== WHAT IS ASKED ==
Report how many lines in the records below contain the word "Truck". Give only the number.

== WORKING DATA ==

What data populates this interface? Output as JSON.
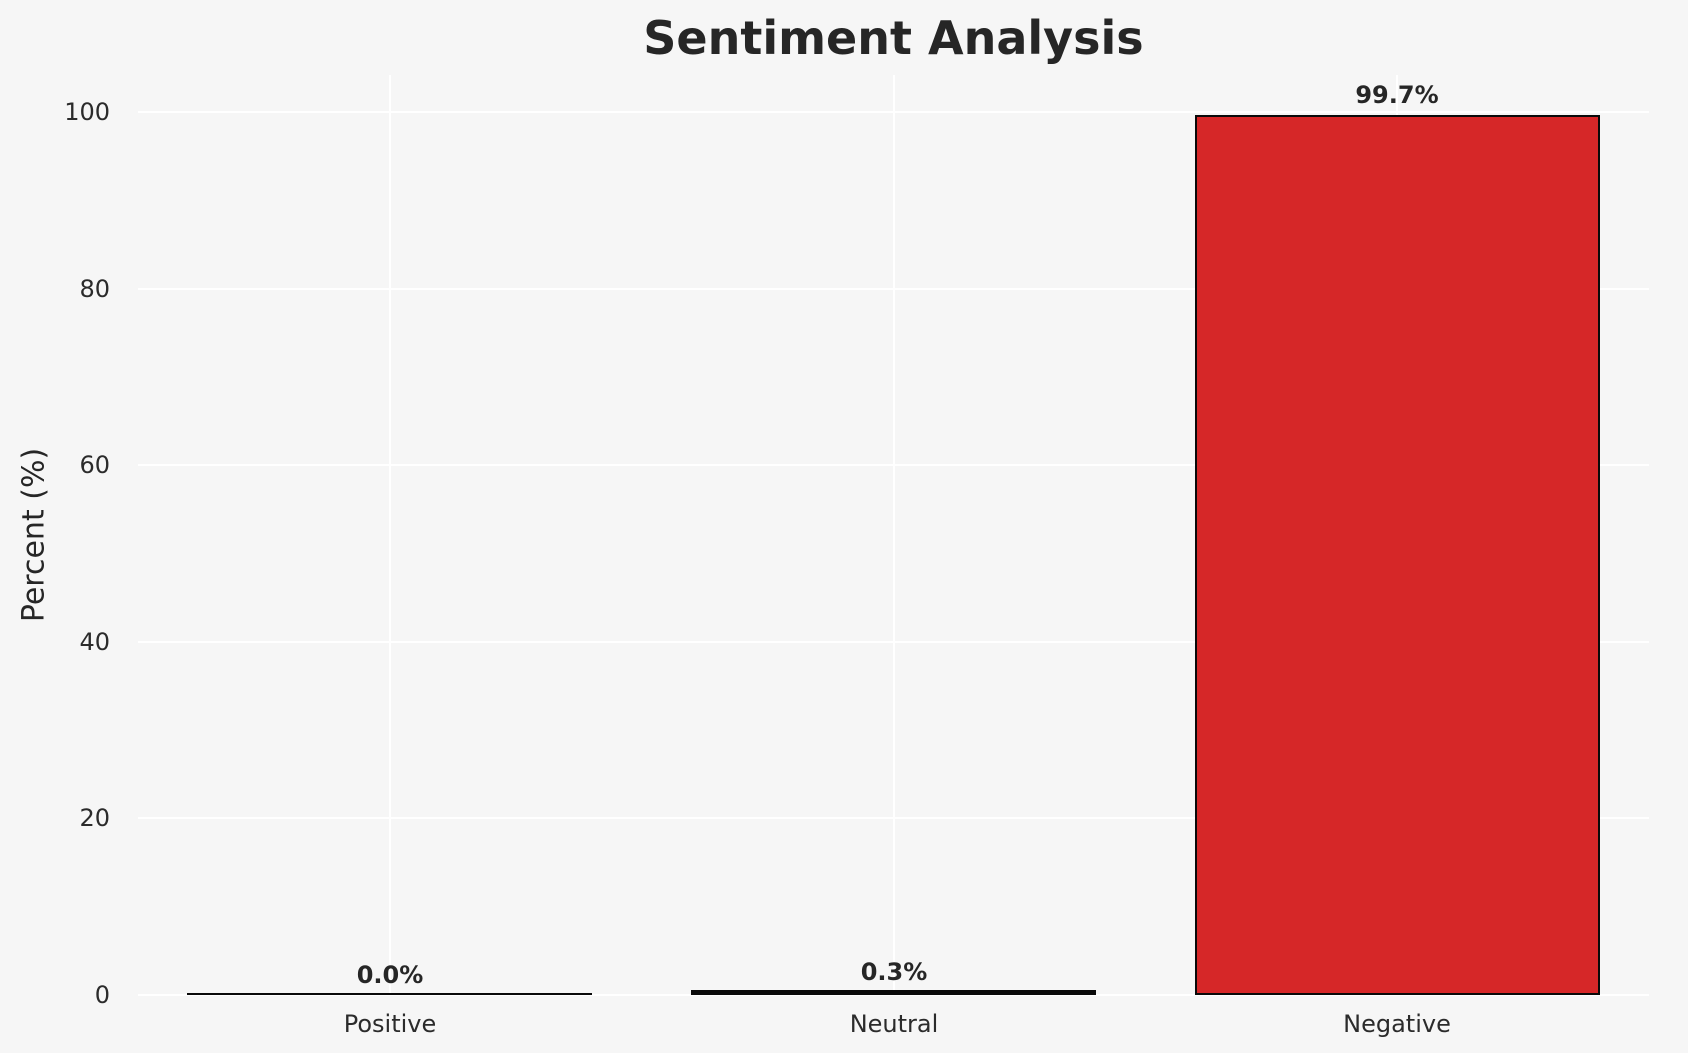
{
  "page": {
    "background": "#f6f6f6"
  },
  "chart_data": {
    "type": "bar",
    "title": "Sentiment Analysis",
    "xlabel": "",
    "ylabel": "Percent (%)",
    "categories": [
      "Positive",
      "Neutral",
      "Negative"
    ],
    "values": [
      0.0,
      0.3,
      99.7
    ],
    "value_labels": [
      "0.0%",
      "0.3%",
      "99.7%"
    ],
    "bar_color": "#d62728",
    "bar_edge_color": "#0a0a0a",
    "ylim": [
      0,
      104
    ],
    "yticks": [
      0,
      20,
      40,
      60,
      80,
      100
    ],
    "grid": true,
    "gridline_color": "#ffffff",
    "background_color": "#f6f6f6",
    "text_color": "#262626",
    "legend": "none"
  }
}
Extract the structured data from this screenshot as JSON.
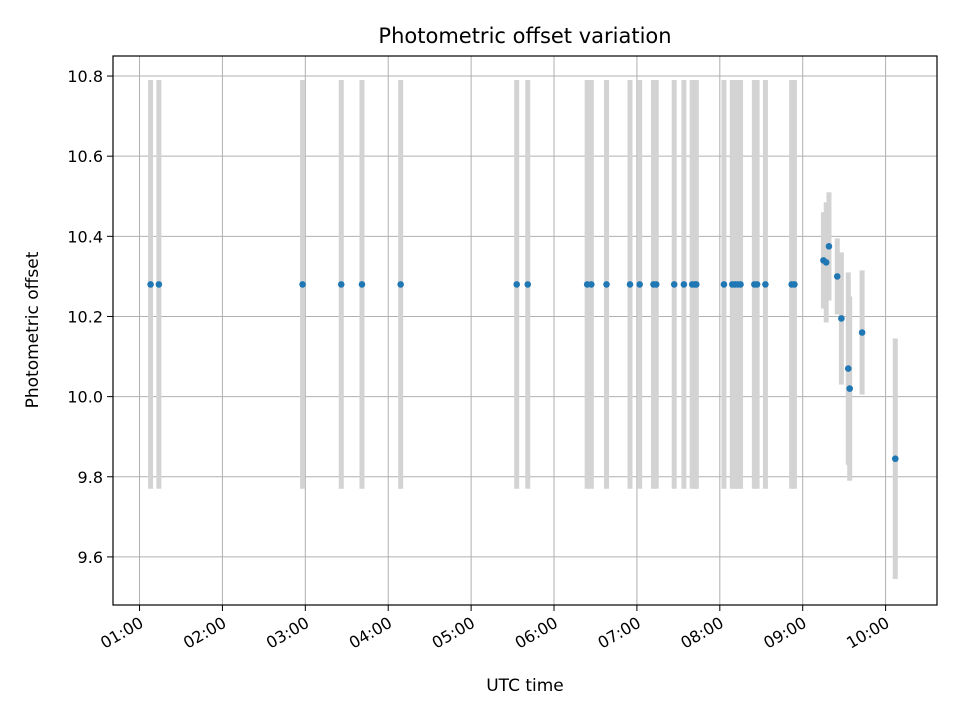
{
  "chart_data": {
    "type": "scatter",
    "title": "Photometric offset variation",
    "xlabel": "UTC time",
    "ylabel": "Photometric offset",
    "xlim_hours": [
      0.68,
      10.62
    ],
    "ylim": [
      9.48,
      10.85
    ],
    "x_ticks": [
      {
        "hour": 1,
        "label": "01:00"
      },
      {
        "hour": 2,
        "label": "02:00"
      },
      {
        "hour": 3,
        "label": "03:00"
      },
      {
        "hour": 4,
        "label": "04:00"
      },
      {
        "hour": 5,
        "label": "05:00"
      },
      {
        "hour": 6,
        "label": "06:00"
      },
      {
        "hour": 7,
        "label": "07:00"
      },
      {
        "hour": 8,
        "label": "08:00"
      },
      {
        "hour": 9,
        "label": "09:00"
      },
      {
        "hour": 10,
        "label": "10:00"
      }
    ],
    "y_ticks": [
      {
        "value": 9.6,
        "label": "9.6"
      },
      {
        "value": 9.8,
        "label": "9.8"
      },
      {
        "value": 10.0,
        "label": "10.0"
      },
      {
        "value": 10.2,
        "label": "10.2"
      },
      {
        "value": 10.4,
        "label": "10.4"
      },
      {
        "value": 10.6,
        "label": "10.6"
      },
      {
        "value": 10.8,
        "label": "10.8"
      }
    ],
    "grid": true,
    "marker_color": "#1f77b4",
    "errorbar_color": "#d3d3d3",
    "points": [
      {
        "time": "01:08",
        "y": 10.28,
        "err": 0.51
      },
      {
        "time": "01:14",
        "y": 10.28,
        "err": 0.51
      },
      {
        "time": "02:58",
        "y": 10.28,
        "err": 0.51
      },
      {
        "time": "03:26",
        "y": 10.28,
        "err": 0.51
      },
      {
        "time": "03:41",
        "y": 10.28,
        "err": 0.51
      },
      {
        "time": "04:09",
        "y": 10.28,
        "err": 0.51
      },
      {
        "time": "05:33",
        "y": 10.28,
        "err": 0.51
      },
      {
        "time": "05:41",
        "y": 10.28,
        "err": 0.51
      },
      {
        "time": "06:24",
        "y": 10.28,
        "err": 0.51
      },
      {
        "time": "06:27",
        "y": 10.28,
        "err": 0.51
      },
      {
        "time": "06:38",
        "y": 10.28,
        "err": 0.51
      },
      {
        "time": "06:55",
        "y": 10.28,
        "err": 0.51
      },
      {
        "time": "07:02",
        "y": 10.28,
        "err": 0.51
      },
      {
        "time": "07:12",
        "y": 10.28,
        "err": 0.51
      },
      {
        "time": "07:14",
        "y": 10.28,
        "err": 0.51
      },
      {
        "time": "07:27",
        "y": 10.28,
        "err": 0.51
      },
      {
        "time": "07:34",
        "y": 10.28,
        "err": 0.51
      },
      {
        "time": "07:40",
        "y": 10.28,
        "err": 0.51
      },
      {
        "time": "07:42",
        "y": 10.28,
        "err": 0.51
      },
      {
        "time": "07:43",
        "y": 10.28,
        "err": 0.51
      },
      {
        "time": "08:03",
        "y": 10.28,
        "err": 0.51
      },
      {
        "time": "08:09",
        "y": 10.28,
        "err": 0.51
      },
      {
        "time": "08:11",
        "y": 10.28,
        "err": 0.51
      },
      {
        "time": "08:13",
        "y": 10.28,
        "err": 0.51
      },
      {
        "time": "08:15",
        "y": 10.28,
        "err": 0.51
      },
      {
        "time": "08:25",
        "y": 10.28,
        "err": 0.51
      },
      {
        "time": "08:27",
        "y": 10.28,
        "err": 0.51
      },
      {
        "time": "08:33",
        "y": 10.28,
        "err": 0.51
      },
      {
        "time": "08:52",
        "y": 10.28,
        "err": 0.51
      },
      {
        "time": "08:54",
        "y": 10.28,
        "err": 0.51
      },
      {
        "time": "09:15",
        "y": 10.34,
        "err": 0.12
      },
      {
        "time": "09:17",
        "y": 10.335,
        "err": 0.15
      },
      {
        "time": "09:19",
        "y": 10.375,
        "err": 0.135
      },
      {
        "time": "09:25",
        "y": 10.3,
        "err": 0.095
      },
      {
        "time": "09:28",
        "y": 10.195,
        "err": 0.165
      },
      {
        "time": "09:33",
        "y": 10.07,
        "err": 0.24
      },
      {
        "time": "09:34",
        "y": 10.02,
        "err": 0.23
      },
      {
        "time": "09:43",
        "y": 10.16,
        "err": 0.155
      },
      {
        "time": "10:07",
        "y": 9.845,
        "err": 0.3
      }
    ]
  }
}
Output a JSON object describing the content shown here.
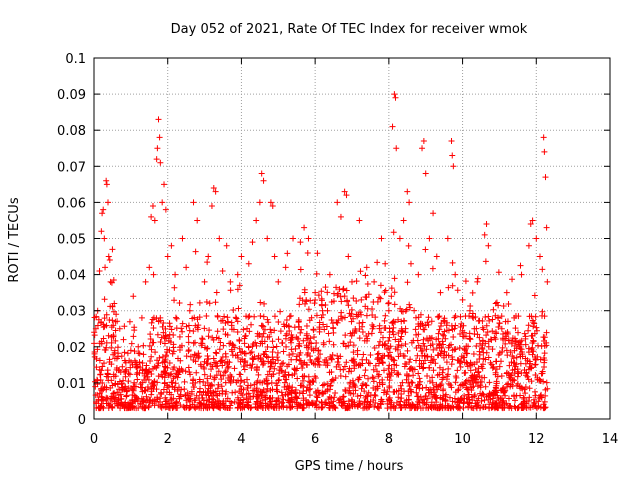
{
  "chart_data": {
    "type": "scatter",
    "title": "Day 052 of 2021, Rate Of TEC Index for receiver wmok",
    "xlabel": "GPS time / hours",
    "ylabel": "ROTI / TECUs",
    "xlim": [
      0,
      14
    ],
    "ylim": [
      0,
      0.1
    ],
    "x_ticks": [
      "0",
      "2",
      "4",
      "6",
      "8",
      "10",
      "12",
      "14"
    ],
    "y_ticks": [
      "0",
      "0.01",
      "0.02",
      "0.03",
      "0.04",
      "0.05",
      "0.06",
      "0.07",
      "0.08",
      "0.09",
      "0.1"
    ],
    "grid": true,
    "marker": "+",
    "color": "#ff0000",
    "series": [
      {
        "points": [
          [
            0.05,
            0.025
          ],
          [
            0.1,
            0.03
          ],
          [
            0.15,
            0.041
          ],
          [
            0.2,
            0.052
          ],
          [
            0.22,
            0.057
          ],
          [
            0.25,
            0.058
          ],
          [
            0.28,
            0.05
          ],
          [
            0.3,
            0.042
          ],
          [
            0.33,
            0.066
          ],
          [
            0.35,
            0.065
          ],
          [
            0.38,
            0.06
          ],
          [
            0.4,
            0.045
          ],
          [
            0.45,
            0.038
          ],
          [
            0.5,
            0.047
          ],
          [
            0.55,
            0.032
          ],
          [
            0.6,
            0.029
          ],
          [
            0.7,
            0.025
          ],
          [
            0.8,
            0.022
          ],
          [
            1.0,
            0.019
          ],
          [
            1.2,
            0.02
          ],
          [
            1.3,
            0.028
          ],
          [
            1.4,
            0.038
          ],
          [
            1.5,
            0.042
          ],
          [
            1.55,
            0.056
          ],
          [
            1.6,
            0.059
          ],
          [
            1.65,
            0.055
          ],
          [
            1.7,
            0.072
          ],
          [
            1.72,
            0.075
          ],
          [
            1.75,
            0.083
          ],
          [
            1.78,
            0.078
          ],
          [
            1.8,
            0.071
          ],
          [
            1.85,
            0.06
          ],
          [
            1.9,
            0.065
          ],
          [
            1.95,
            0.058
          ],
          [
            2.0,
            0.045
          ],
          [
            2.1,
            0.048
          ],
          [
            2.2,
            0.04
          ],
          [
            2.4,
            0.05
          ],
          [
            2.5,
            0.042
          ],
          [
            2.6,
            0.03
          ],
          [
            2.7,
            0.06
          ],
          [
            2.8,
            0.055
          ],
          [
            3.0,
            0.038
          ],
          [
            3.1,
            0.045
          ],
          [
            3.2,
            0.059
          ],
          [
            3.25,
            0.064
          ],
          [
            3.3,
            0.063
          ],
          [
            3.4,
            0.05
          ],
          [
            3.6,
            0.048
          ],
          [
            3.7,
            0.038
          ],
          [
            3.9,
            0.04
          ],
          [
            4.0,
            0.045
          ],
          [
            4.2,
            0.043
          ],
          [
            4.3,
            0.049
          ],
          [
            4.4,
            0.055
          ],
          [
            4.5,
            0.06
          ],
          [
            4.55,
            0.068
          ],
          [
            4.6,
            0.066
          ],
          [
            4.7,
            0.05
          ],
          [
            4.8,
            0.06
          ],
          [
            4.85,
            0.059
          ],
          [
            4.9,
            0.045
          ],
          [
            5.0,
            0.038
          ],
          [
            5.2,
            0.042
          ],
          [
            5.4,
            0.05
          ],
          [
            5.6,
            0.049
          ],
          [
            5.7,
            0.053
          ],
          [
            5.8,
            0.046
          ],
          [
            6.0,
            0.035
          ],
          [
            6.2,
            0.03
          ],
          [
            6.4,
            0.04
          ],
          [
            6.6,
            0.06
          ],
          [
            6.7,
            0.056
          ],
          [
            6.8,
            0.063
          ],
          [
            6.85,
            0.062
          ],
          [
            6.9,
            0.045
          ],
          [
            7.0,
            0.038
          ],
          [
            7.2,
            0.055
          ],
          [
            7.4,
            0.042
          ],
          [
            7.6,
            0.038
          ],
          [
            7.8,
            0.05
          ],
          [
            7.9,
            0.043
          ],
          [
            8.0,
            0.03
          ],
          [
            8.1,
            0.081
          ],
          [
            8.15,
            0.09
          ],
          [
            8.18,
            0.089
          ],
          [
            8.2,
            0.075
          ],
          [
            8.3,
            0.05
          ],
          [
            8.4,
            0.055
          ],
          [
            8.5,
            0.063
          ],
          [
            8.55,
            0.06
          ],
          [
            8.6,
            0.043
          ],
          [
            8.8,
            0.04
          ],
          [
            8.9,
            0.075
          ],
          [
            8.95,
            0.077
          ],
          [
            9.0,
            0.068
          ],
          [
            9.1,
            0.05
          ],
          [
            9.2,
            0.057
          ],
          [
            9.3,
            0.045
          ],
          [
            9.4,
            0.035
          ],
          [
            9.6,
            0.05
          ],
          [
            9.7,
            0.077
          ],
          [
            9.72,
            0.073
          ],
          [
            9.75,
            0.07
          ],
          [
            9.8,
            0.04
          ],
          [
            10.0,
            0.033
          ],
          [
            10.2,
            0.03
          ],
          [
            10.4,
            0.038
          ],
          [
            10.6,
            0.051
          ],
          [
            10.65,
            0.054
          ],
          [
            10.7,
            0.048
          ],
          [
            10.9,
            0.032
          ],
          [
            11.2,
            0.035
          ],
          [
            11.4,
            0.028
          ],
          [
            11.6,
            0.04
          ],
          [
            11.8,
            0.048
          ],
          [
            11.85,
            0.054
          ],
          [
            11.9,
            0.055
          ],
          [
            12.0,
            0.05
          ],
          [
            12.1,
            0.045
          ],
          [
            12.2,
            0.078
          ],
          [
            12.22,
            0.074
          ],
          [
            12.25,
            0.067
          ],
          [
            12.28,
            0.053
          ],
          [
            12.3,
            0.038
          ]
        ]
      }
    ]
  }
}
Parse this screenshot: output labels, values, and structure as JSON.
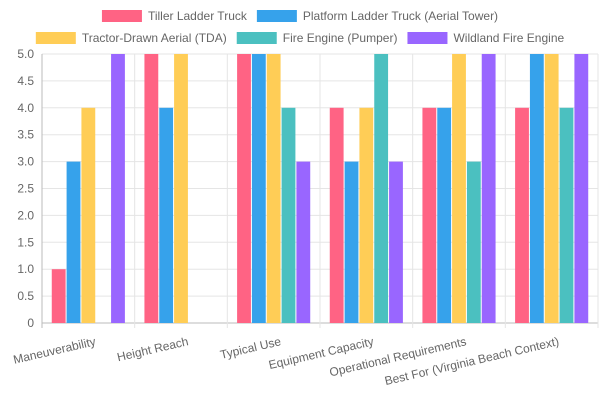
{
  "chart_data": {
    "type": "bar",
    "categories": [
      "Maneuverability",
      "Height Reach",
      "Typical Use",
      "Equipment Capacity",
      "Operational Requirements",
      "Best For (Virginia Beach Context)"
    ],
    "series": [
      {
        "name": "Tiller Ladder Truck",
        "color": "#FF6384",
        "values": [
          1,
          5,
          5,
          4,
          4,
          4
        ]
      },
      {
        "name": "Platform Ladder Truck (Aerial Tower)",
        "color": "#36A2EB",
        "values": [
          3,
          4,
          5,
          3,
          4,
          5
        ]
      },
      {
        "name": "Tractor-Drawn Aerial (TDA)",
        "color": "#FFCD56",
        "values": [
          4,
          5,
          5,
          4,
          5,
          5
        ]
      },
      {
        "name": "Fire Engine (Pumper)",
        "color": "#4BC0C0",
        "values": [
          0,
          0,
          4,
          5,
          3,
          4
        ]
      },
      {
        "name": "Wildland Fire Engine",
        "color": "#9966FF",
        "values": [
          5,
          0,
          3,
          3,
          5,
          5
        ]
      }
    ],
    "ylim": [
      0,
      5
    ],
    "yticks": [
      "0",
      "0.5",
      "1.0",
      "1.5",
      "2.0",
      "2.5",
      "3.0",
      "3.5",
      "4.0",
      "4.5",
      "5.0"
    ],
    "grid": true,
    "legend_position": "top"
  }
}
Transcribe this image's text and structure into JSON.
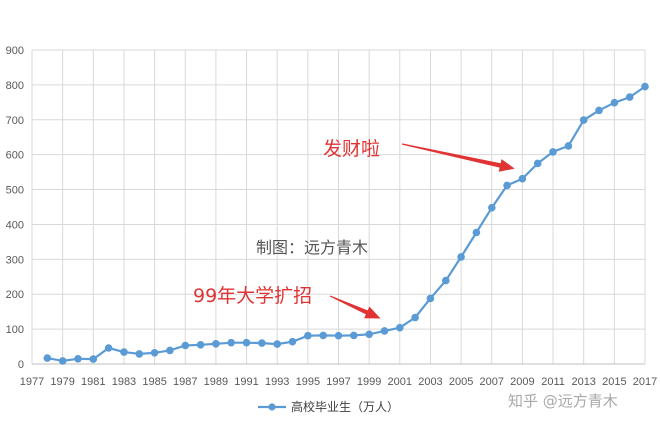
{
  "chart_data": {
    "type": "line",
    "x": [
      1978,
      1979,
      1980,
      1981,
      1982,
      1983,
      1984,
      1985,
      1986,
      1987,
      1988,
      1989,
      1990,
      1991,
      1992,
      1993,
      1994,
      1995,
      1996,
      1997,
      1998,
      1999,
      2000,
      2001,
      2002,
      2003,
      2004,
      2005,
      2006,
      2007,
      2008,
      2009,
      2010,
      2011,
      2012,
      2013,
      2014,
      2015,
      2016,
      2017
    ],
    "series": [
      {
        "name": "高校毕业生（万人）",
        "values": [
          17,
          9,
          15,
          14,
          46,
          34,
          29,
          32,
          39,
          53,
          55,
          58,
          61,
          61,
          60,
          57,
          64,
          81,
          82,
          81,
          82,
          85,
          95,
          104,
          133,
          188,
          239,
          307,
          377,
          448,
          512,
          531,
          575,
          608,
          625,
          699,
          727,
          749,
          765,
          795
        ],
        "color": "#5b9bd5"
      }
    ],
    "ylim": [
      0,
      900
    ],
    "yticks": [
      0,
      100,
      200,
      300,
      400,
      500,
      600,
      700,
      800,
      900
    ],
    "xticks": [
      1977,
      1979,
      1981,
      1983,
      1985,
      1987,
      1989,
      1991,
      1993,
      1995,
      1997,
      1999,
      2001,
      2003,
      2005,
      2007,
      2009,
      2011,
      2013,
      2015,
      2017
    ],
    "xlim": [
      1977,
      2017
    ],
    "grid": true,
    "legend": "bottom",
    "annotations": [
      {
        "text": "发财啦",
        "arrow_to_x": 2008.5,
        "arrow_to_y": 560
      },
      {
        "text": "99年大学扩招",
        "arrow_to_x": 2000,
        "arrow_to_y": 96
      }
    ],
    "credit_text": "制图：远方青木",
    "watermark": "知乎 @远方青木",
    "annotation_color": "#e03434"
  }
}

== CORRECT ANSWER ==
2